→ Task data
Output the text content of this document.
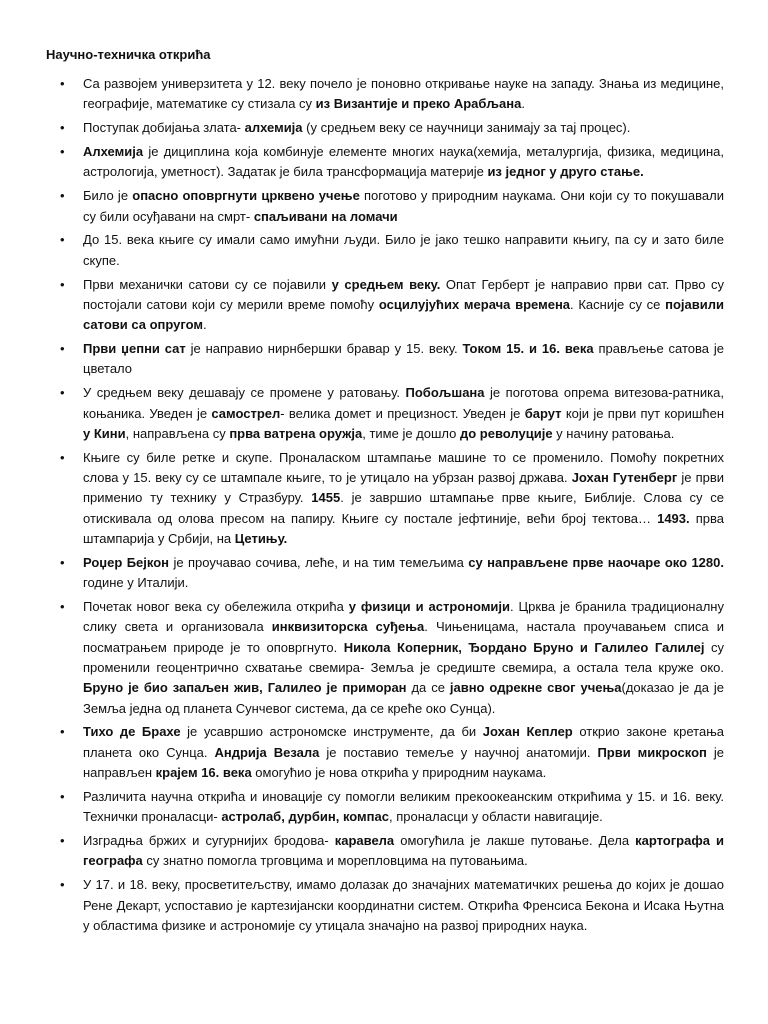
Научно-техничка открића
• Са развојем универзитета у 12. веку почело је поновно откривање науке на западу. Знања из медицине, географије, математике су стизала су из Византије и преко Арабљана.
• Поступак добијања злата- алхемија (у средњем веку се научници занимају за тај процес).
• Алхемија је дициплина која комбинује елементе многих наука(хемија, металургија, физика, медицина, астрологија, уметност). Задатак је била трансформација материје из једног у друго стање.
• Било је опасно оповргнути црквено учење поготово у природним наукама. Они који су то покушавали су били осуђавани на смрт- спаљивани на ломачи
• До 15. века књиге су имали само имућни људи. Било је јако тешко направити књигу, па су и зато биле скупе.
• Први механички сатови су се појавили у средњем веку. Опат Герберт је направио први сат. Прво су постојали сатови који су мерили време помоћу осцилујућих мерача времена. Касније су се појавили сатови са опругом.
• Први џепни сат је направио нирнбершки бравар у 15. веку. Током 15. и 16. века прављење сатова је цветало
• У средњем веку дешавају се промене у ратовању. Побољшана је поготова опрема витезова-ратника, коњаника. Уведен је самострел- велика домет и прецизност. Уведен је барут који је први пут коришћен у Кини, направљена су прва ватрена оружја, тиме је дошло до револуције у начину ратовања.
• Књиге су биле ретке и скупе. Проналаском штампање машине то се променило. Помоћу покретних слова у 15. веку су се штампале књиге, то је утицало на убрзан развој држава. Јохан Гутенберг је први применио ту технику у Стразбуру. 1455. је завршио штампање прве књиге, Библије. Слова су се отискивала од олова пресом на папиру. Књиге су постале јефтиније, већи број тектова… 1493. прва штампарија у Србији, на Цетињу.
• Роџер Бејкон је проучавао сочива, леће, и на тим темељима су направљене прве наочаре око 1280. године у Италији.
• Почетак новог века су обележила открића у физици и астрономији. Црква је бранила традиционалну слику света и организовала инквизиторска суђења. Чињеницама, настала проучавањем списа и посматрањем природе је то оповргнуто. Никола Коперник, Ђордано Бруно и Галилео Галилеј су променили геоцентрично схватање свемира- Земља је средиште свемира, а остала тела круже око. Бруно је био запаљен жив, Галилео је приморан да се јавно одрекне свог учења(доказао је да је Земља једна од планета Сунчевог система, да се креће око Сунца).
• Тихо де Брахе је усавршио астрономске инструменте, да би Јохан Кеплер открио законе кретања планета око Сунца. Андрија Везала је поставио темеље у научној анатомији. Први микроскоп је направљен крајем 16. века омогућио је нова открића у природним наукама.
• Различита научна открића и иновације су помогли великим прекоокеанским открићима у 15. и 16. веку. Технички проналасци- астролаб, дурбин, компас, проналасци у области навигације.
• Изградња бржих и сугурнијих бродова- каравела омогућила је лакше путовање. Дела картографа и географа су знатно помогла трговцима и морепловцима на путовањима.
• У 17. и 18. веку, просветитељству, имамо долазак до значајних математичких решења до којих је дошао Рене Декарт, успоставио је картезијански координатни систем. Открића Френсиса Бекона и Исака Њутна у областима физике и астрономије су утицала значајно на развој природних наука.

→ Given exercise
Return nothing except the number of lines that include the string "књиге".

→ Output of the task
2